> _Challenge_:
Return every entry exactly as written.

> _Material for this exercise_:
☆ ☆ ☆ ☆
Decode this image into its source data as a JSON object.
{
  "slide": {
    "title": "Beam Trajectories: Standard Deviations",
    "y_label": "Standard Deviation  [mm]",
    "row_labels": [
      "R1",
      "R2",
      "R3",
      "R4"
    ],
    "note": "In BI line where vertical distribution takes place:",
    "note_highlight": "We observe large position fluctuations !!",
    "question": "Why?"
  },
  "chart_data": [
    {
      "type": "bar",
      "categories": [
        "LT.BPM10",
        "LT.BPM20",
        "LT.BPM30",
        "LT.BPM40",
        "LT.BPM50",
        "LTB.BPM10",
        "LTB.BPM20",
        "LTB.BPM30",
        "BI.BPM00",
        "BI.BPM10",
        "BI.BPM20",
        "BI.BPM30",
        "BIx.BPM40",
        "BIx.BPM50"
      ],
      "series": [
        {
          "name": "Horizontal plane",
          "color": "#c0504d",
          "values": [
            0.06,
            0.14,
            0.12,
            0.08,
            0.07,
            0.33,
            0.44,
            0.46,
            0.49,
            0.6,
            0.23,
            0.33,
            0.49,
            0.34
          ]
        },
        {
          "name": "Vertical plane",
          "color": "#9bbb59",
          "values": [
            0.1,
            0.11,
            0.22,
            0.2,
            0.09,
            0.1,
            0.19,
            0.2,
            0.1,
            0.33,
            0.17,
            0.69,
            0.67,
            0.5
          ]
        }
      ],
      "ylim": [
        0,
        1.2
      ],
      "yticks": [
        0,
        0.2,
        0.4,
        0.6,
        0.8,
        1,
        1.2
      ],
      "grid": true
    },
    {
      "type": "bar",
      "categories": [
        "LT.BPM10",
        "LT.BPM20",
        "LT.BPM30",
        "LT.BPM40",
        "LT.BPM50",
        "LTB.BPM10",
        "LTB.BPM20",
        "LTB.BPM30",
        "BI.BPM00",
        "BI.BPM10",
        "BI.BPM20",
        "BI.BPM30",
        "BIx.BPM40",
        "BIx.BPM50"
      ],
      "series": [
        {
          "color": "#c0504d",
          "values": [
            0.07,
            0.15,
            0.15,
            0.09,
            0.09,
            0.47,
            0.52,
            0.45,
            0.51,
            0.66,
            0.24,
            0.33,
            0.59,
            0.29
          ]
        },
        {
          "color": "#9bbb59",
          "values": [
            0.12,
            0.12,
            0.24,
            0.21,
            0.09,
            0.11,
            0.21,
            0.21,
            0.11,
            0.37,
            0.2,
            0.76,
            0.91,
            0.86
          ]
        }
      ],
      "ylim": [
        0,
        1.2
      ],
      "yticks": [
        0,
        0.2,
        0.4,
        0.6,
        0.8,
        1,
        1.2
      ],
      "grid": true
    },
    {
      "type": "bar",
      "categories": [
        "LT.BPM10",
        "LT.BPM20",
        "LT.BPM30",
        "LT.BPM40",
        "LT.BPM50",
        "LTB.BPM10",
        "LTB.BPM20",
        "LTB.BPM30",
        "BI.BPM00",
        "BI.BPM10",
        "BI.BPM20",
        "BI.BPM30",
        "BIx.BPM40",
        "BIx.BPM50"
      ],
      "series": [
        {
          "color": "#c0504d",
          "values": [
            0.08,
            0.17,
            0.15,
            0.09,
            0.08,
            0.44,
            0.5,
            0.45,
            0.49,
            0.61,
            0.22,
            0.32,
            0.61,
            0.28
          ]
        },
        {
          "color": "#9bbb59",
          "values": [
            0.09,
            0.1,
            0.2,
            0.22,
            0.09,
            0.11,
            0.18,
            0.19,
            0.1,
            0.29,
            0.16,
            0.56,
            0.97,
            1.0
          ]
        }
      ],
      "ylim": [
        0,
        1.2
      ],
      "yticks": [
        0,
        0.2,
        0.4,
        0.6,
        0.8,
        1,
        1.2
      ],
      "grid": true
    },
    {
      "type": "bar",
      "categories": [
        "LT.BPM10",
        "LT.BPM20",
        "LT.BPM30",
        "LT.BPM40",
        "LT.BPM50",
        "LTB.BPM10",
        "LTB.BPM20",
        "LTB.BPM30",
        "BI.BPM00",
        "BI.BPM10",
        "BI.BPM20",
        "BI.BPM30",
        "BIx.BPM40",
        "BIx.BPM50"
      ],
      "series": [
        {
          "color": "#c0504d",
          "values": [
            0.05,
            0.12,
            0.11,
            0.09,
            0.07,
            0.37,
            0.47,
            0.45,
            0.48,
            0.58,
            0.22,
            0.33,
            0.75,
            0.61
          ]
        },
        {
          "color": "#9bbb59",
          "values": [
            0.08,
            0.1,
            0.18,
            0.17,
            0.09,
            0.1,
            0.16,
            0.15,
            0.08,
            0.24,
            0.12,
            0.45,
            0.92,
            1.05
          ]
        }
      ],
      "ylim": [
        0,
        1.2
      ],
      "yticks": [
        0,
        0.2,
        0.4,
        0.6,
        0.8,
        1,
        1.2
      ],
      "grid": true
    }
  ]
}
☆ ☆ ☆ ☆
> _Solution to this exercise_:
Decode this image into its source data as a JSON object.
{
  "slide": {
    "title": "Beam Trajectories: Standard Deviations",
    "y_label": "Standard Deviation  [mm]",
    "row_labels": [
      "R1",
      "R2",
      "R3",
      "R4"
    ],
    "note": "In BI line where vertical distribution takes place:",
    "note_highlight": "We observe large position fluctuations !!",
    "question": "Why?"
  },
  "chart_data": [
    {
      "type": "bar",
      "categories": [
        "LT.BPM10",
        "LT.BPM20",
        "LT.BPM30",
        "LT.BPM40",
        "LT.BPM50",
        "LTB.BPM10",
        "LTB.BPM20",
        "LTB.BPM30",
        "BI.BPM00",
        "BI.BPM10",
        "BI.BPM20",
        "BI.BPM30",
        "BIx.BPM40",
        "BIx.BPM50"
      ],
      "series": [
        {
          "name": "Horizontal plane",
          "color": "#c0504d",
          "values": [
            0.06,
            0.14,
            0.12,
            0.08,
            0.07,
            0.33,
            0.44,
            0.46,
            0.49,
            0.6,
            0.23,
            0.33,
            0.49,
            0.34
          ]
        },
        {
          "name": "Vertical plane",
          "color": "#9bbb59",
          "values": [
            0.1,
            0.11,
            0.22,
            0.2,
            0.09,
            0.1,
            0.19,
            0.2,
            0.1,
            0.33,
            0.17,
            0.69,
            0.67,
            0.5
          ]
        }
      ],
      "ylim": [
        0,
        1.2
      ],
      "yticks": [
        0,
        0.2,
        0.4,
        0.6,
        0.8,
        1,
        1.2
      ],
      "grid": true
    },
    {
      "type": "bar",
      "categories": [
        "LT.BPM10",
        "LT.BPM20",
        "LT.BPM30",
        "LT.BPM40",
        "LT.BPM50",
        "LTB.BPM10",
        "LTB.BPM20",
        "LTB.BPM30",
        "BI.BPM00",
        "BI.BPM10",
        "BI.BPM20",
        "BI.BPM30",
        "BIx.BPM40",
        "BIx.BPM50"
      ],
      "series": [
        {
          "color": "#c0504d",
          "values": [
            0.07,
            0.15,
            0.15,
            0.09,
            0.09,
            0.47,
            0.52,
            0.45,
            0.51,
            0.66,
            0.24,
            0.33,
            0.59,
            0.29
          ]
        },
        {
          "color": "#9bbb59",
          "values": [
            0.12,
            0.12,
            0.24,
            0.21,
            0.09,
            0.11,
            0.21,
            0.21,
            0.11,
            0.37,
            0.2,
            0.76,
            0.91,
            0.86
          ]
        }
      ],
      "ylim": [
        0,
        1.2
      ],
      "yticks": [
        0,
        0.2,
        0.4,
        0.6,
        0.8,
        1,
        1.2
      ],
      "grid": true
    },
    {
      "type": "bar",
      "categories": [
        "LT.BPM10",
        "LT.BPM20",
        "LT.BPM30",
        "LT.BPM40",
        "LT.BPM50",
        "LTB.BPM10",
        "LTB.BPM20",
        "LTB.BPM30",
        "BI.BPM00",
        "BI.BPM10",
        "BI.BPM20",
        "BI.BPM30",
        "BIx.BPM40",
        "BIx.BPM50"
      ],
      "series": [
        {
          "color": "#c0504d",
          "values": [
            0.08,
            0.17,
            0.15,
            0.09,
            0.08,
            0.44,
            0.5,
            0.45,
            0.49,
            0.61,
            0.22,
            0.32,
            0.61,
            0.28
          ]
        },
        {
          "color": "#9bbb59",
          "values": [
            0.09,
            0.1,
            0.2,
            0.22,
            0.09,
            0.11,
            0.18,
            0.19,
            0.1,
            0.29,
            0.16,
            0.56,
            0.97,
            1.0
          ]
        }
      ],
      "ylim": [
        0,
        1.2
      ],
      "yticks": [
        0,
        0.2,
        0.4,
        0.6,
        0.8,
        1,
        1.2
      ],
      "grid": true
    },
    {
      "type": "bar",
      "categories": [
        "LT.BPM10",
        "LT.BPM20",
        "LT.BPM30",
        "LT.BPM40",
        "LT.BPM50",
        "LTB.BPM10",
        "LTB.BPM20",
        "LTB.BPM30",
        "BI.BPM00",
        "BI.BPM10",
        "BI.BPM20",
        "BI.BPM30",
        "BIx.BPM40",
        "BIx.BPM50"
      ],
      "series": [
        {
          "color": "#c0504d",
          "values": [
            0.05,
            0.12,
            0.11,
            0.09,
            0.07,
            0.37,
            0.47,
            0.45,
            0.48,
            0.58,
            0.22,
            0.33,
            0.75,
            0.61
          ]
        },
        {
          "color": "#9bbb59",
          "values": [
            0.08,
            0.1,
            0.18,
            0.17,
            0.09,
            0.1,
            0.16,
            0.15,
            0.08,
            0.24,
            0.12,
            0.45,
            0.92,
            1.05
          ]
        }
      ],
      "ylim": [
        0,
        1.2
      ],
      "yticks": [
        0,
        0.2,
        0.4,
        0.6,
        0.8,
        1,
        1.2
      ],
      "grid": true
    }
  ]
}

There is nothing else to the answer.